- ENTRIES -
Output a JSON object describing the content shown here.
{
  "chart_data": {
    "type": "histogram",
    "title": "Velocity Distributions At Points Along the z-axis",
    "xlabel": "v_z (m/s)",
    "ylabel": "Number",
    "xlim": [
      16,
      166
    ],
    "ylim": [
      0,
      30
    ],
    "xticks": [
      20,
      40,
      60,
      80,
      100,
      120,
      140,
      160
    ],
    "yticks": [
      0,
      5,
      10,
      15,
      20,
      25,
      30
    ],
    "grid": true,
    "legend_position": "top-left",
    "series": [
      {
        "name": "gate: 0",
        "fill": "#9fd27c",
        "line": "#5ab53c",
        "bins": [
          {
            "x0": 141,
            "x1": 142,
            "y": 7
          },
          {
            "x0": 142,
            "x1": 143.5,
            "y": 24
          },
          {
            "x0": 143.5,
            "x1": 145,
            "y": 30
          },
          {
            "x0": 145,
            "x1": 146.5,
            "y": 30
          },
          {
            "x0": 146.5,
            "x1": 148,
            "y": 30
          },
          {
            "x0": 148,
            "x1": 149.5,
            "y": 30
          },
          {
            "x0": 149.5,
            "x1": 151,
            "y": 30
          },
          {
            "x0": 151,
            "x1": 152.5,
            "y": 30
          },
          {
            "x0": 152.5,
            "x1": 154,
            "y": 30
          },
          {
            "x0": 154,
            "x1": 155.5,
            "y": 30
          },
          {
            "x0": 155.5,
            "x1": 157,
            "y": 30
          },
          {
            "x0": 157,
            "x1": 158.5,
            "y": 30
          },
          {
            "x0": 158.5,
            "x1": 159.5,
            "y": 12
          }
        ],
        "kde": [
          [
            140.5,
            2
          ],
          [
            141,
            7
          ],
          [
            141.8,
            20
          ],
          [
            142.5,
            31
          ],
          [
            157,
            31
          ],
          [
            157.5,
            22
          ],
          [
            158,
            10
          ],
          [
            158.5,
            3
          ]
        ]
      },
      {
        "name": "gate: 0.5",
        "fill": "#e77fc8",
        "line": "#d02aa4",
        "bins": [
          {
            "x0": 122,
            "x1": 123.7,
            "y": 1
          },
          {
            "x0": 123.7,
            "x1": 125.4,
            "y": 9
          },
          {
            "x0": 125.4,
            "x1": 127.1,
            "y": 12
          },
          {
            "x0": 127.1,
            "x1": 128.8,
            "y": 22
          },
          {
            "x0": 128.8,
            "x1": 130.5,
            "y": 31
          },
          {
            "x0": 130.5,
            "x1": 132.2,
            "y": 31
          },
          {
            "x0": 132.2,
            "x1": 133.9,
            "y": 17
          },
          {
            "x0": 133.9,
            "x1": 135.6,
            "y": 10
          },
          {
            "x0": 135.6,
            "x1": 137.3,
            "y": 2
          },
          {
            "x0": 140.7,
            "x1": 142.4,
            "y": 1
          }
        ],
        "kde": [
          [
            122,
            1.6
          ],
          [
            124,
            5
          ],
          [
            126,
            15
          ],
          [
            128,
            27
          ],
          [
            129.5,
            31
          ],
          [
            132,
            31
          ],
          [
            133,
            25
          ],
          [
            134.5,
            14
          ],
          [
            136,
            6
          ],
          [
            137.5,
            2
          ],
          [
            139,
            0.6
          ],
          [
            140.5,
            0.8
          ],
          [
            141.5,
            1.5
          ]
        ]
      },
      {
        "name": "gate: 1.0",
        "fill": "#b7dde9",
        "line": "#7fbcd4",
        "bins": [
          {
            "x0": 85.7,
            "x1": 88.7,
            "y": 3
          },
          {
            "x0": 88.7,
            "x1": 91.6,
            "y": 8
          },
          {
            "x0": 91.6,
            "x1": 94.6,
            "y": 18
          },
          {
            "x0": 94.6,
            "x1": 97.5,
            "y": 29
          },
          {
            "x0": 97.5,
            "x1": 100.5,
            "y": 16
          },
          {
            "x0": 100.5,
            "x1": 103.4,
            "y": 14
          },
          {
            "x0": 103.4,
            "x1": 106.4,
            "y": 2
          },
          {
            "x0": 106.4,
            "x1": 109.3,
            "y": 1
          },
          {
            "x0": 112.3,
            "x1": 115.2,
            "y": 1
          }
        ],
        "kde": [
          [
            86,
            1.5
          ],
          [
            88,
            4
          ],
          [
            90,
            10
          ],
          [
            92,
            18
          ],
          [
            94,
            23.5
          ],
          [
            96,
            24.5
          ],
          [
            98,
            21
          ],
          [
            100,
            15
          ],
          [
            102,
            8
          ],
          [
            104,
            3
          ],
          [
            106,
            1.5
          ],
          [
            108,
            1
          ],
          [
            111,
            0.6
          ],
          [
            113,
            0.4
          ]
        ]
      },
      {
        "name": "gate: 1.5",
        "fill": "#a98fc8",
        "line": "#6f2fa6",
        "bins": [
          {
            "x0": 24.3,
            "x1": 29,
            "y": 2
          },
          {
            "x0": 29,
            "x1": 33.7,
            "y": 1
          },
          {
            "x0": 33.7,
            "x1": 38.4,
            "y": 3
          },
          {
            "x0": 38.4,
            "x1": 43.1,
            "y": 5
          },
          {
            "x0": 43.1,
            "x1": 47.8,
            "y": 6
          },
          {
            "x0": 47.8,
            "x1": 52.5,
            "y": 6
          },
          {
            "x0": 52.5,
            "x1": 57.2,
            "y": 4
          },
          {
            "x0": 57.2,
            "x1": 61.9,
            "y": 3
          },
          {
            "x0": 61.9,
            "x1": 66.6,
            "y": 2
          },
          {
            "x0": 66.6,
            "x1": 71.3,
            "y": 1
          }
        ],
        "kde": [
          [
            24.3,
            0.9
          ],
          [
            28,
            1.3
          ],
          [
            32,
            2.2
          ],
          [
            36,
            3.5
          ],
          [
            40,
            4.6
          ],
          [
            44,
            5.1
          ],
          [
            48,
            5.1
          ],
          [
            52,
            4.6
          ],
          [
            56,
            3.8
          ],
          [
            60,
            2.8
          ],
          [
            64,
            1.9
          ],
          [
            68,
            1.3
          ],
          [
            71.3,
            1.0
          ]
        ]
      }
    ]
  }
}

...

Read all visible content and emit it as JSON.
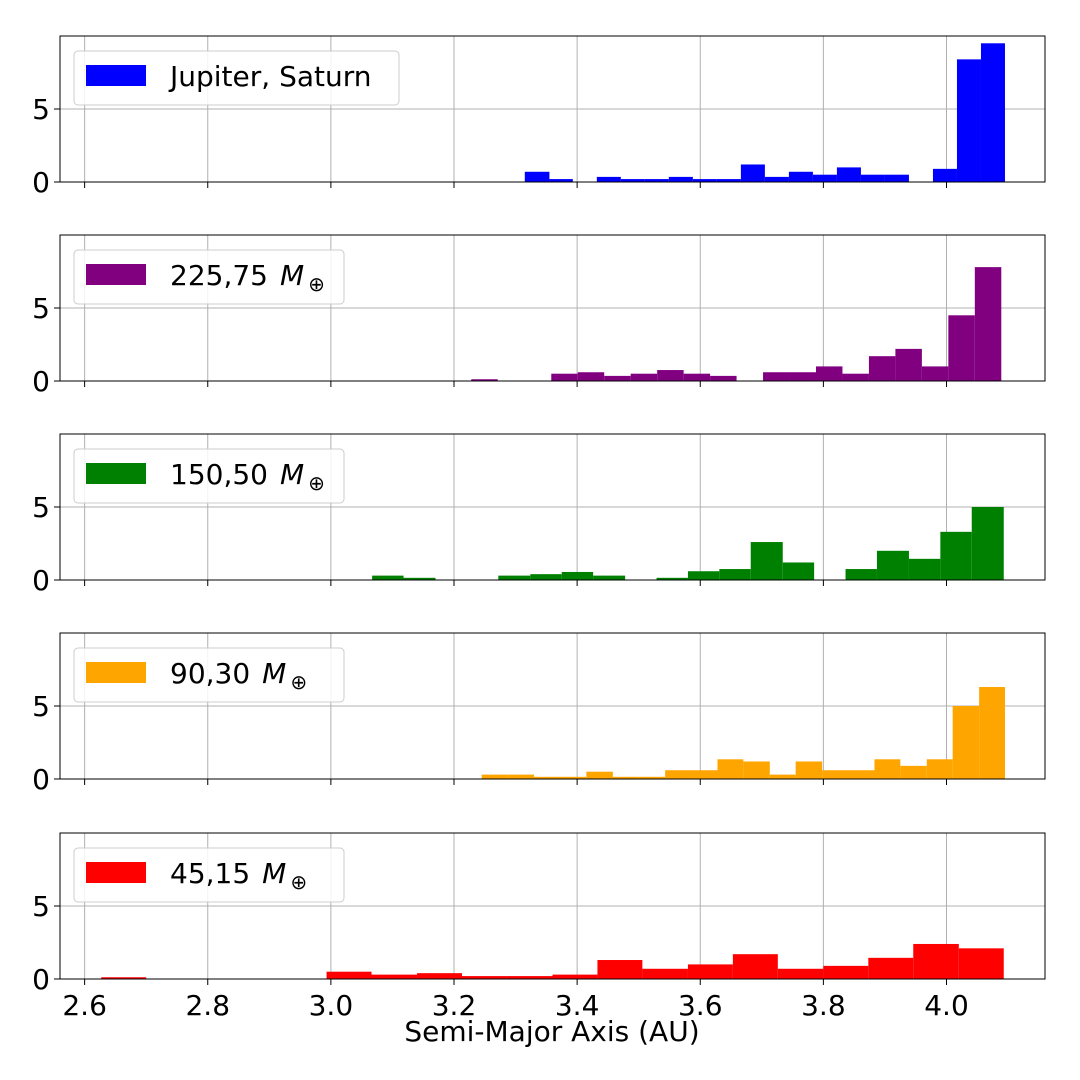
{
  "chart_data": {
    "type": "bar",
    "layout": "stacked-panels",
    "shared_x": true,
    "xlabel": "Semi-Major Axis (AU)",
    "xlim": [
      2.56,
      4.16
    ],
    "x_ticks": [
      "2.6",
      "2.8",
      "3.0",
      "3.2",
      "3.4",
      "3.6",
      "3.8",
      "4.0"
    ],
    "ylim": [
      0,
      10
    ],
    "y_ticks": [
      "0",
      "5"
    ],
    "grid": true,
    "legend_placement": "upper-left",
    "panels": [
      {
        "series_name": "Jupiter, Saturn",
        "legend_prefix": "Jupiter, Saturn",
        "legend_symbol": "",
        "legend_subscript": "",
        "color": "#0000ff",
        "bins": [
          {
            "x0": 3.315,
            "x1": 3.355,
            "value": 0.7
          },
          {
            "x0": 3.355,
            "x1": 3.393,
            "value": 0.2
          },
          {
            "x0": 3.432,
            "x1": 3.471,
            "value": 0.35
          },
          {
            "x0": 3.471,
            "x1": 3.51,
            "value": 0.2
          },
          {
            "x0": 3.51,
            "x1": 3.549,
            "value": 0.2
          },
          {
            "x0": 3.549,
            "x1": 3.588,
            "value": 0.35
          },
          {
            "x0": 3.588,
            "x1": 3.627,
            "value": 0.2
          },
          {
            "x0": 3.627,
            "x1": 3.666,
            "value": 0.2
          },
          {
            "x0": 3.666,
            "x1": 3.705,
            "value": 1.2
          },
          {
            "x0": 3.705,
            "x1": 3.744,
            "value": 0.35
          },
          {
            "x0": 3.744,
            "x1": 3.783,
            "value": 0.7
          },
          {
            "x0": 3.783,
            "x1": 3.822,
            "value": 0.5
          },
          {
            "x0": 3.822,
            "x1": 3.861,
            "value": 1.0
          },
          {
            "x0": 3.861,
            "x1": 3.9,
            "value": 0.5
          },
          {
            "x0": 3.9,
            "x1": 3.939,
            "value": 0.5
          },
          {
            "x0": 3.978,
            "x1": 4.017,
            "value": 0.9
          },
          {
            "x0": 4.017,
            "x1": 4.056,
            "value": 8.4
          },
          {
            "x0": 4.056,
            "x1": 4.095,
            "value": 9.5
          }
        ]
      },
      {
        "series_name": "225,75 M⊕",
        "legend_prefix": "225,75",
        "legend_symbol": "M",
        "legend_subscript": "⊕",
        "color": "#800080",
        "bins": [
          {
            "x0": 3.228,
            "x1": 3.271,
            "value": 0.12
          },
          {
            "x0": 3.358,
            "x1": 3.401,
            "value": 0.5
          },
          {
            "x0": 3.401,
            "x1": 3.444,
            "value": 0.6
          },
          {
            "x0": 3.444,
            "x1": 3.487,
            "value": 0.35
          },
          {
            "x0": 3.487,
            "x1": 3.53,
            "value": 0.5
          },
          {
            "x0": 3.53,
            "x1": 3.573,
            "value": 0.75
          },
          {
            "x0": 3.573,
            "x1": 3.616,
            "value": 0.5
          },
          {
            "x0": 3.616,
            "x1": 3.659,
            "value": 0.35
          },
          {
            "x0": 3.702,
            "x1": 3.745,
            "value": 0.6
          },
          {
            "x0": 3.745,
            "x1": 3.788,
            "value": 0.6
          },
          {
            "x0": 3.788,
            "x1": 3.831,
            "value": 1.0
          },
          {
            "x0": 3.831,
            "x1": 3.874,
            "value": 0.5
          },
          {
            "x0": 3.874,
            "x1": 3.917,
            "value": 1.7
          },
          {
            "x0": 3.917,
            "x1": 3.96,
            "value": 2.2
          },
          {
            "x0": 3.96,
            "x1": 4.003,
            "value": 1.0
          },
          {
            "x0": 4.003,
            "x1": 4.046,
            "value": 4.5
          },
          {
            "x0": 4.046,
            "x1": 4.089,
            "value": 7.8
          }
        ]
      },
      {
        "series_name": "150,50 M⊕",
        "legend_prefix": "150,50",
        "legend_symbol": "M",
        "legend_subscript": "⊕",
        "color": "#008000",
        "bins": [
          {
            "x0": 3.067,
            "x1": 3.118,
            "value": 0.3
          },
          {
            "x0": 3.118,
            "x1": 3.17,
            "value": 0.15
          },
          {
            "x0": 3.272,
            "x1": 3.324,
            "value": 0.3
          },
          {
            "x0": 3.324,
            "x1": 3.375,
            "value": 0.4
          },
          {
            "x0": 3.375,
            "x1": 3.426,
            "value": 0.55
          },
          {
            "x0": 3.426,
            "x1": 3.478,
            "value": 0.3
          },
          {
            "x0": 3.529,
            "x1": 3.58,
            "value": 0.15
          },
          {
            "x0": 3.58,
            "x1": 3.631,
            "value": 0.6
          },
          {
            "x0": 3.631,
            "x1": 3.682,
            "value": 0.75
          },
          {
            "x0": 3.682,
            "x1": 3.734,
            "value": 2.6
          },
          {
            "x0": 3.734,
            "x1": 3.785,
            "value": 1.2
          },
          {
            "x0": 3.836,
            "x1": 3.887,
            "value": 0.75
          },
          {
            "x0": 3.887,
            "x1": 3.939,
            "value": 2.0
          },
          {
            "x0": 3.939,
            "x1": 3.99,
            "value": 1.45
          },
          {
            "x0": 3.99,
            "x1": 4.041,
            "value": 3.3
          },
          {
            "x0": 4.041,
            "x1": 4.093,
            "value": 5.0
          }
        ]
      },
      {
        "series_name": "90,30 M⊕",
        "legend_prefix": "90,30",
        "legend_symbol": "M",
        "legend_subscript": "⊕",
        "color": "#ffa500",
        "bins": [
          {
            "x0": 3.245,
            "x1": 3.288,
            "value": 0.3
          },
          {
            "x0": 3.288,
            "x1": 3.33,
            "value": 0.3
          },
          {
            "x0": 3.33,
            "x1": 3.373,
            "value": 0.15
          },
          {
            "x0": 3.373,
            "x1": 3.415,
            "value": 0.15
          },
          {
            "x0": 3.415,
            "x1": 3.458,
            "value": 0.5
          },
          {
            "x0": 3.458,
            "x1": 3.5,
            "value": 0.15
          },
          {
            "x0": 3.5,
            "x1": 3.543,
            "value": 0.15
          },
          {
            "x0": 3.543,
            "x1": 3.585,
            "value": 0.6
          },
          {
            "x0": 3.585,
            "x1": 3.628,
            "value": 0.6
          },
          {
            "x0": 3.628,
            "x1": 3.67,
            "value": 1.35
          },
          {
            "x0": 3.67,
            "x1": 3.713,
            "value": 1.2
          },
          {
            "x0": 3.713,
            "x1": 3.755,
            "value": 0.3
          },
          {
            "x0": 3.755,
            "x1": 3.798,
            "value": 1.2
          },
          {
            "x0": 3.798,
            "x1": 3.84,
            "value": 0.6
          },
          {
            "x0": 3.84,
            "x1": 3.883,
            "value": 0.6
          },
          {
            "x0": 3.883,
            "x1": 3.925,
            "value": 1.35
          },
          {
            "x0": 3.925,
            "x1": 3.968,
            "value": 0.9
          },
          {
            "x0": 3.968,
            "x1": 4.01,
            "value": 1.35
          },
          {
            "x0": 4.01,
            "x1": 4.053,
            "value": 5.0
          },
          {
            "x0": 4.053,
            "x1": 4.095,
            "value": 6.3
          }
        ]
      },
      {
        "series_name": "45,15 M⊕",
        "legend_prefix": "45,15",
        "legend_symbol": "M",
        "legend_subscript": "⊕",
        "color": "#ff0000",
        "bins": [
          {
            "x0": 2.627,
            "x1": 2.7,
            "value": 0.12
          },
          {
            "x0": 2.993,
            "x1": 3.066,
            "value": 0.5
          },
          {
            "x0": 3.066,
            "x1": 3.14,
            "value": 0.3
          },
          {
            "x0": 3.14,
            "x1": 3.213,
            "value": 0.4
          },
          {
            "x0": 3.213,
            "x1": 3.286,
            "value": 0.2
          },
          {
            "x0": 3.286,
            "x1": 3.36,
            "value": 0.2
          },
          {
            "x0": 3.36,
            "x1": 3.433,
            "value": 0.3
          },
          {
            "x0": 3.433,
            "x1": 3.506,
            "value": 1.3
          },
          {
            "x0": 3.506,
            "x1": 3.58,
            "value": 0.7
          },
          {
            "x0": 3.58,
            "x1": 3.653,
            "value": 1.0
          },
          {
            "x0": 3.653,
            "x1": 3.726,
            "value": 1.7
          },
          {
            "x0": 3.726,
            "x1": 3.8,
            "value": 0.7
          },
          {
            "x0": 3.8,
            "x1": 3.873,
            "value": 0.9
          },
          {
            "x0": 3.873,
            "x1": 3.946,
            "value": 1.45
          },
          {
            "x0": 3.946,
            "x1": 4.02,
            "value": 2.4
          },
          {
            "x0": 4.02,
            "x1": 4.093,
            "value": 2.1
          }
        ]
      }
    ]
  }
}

- DIRECTIVE -
Search the data for "fill" and list every line in which it occurs.

- FULL OUTPUT -
        "fill": "#9fd27c",
        "fill": "#e77fc8",
        "fill": "#b7dde9",
        "fill": "#a98fc8",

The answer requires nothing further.